The problem -
Extract all data as written.

Items from a dataset -
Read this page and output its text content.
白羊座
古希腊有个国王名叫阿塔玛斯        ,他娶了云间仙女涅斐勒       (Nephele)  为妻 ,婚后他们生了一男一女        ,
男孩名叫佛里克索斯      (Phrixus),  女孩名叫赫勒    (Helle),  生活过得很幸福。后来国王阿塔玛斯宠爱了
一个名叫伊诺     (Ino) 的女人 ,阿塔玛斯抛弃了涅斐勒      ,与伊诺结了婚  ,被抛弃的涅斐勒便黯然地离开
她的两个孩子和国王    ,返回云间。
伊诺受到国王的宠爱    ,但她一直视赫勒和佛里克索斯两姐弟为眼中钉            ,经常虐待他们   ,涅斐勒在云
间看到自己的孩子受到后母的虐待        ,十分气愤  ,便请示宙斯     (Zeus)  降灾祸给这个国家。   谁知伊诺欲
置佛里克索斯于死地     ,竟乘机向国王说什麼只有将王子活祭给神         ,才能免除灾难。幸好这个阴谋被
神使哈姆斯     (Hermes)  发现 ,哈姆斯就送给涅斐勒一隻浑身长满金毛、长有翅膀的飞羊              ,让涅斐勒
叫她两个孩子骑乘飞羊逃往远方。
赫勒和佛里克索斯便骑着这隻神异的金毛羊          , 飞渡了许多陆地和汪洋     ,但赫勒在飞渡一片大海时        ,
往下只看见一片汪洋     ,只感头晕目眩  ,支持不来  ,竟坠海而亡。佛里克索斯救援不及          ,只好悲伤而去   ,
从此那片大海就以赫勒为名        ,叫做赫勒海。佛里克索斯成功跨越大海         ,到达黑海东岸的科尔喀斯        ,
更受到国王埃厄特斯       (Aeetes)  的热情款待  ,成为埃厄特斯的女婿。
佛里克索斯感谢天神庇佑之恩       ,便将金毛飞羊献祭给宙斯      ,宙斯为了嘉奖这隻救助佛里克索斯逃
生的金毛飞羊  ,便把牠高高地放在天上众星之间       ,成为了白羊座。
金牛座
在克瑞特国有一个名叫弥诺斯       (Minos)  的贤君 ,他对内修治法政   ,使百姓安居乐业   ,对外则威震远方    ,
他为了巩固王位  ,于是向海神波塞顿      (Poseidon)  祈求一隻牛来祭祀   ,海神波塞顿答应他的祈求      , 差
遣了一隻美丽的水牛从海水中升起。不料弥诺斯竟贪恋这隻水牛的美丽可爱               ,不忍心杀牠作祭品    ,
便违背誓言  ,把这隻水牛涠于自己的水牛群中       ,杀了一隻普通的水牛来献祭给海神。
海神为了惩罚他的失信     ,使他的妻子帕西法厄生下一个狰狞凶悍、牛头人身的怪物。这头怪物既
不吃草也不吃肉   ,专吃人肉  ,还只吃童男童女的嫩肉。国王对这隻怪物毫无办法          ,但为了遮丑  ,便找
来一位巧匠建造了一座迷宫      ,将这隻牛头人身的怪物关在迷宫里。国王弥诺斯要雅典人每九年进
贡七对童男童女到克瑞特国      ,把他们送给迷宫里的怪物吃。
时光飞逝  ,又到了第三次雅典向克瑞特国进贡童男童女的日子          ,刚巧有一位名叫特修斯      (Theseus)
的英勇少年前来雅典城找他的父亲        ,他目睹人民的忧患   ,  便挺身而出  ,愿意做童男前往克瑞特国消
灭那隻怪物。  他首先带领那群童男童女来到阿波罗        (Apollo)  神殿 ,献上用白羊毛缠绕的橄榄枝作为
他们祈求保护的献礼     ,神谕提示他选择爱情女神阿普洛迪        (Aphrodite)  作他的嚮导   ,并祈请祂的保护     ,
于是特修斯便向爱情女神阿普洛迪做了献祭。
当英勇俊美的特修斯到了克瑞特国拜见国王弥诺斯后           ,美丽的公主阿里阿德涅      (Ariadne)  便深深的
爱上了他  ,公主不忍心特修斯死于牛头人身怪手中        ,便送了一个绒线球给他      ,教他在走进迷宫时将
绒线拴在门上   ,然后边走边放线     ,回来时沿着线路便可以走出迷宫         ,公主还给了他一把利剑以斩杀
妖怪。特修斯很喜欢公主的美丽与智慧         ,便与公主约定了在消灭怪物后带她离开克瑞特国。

Final answer -
Read this page and output its text content.
白羊座
古希腊有个国王名叫阿塔玛斯        ,他娶了云间仙女涅斐勒       (Nephele)  为妻 ,婚后他们生了一男一女        ,
男孩名叫佛里克索斯      (Phrixus),  女孩名叫赫勒    (Helle),  生活过得很幸福。后来国王阿塔玛斯宠爱了
一个名叫伊诺     (Ino) 的女人 ,阿塔玛斯抛弃了涅斐勒      ,与伊诺结了婚  ,被抛弃的涅斐勒便黯然地离开
她的两个孩子和国王    ,返回云间。
伊诺受到国王的宠爱    ,但她一直视赫勒和佛里克索斯两姐弟为眼中钉            ,经常虐待他们   ,涅斐勒在云
间看到自己的孩子受到后母的虐待        ,十分气愤  ,便请示宙斯     (Zeus)  降灾祸给这个国家。   谁知伊诺欲
置佛里克索斯于死地     ,竟乘机向国王说什麼只有将王子活祭给神         ,才能免除灾难。幸好这个阴谋被
神使哈姆斯     (Hermes)  发现 ,哈姆斯就送给涅斐勒一隻浑身长满金毛、长有翅膀的飞羊              ,让涅斐勒
叫她两个孩子骑乘飞羊逃往远方。
赫勒和佛里克索斯便骑着这隻神异的金毛羊          , 飞渡了许多陆地和汪洋     ,但赫勒在飞渡一片大海时        ,
往下只看见一片汪洋     ,只感头晕目眩  ,支持不来  ,竟坠海而亡。佛里克索斯救援不及          ,只好悲伤而去   ,
从此那片大海就以赫勒为名        ,叫做赫勒海。佛里克索斯成功跨越大海         ,到达黑海东岸的科尔喀斯        ,
更受到国王埃厄特斯       (Aeetes)  的热情款待  ,成为埃厄特斯的女婿。
佛里克索斯感谢天神庇佑之恩       ,便将金毛飞羊献祭给宙斯      ,宙斯为了嘉奖这隻救助佛里克索斯逃
生的金毛飞羊  ,便把牠高高地放在天上众星之间       ,成为了白羊座。
金牛座
在克瑞特国有一个名叫弥诺斯       (Minos)  的贤君 ,他对内修治法政   ,使百姓安居乐业   ,对外则威震远方    ,
他为了巩固王位  ,于是向海神波塞顿      (Poseidon)  祈求一隻牛来祭祀   ,海神波塞顿答应他的祈求      , 差
遣了一隻美丽的水牛从海水中升起。不料弥诺斯竟贪恋这隻水牛的美丽可爱               ,不忍心杀牠作祭品    ,
便违背誓言  ,把这隻水牛涠于自己的水牛群中       ,杀了一隻普通的水牛来献祭给海神。
海神为了惩罚他的失信     ,使他的妻子帕西法厄生下一个狰狞凶悍、牛头人身的怪物。这头怪物既
不吃草也不吃肉   ,专吃人肉  ,还只吃童男童女的嫩肉。国王对这隻怪物毫无办法          ,但为了遮丑  ,便找
来一位巧匠建造了一座迷宫      ,将这隻牛头人身的怪物关在迷宫里。国王弥诺斯要雅典人每九年进
贡七对童男童女到克瑞特国      ,把他们送给迷宫里的怪物吃。
时光飞逝  ,又到了第三次雅典向克瑞特国进贡童男童女的日子          ,刚巧有一位名叫特修斯      (Theseus)
的英勇少年前来雅典城找他的父亲        ,他目睹人民的忧患   ,  便挺身而出  ,愿意做童男前往克瑞特国消
灭那隻怪物。  他首先带领那群童男童女来到阿波罗        (Apollo)  神殿 ,献上用白羊毛缠绕的橄榄枝作为
他们祈求保护的献礼     ,神谕提示他选择爱情女神阿普洛迪        (Aphrodite)  作他的嚮导   ,并祈请祂的保护     ,
于是特修斯便向爱情女神阿普洛迪做了献祭。
当英勇俊美的特修斯到了克瑞特国拜见国王弥诺斯后           ,美丽的公主阿里阿德涅      (Ariadne)  便深深的
爱上了他  ,公主不忍心特修斯死于牛头人身怪手中        ,便送了一个绒线球给他      ,教他在走进迷宫时将
绒线拴在门上   ,然后边走边放线     ,回来时沿着线路便可以走出迷宫         ,公主还给了他一把利剑以斩杀
妖怪。特修斯很喜欢公主的美丽与智慧         ,便与公主约定了在消灭怪物后带她离开克瑞特国。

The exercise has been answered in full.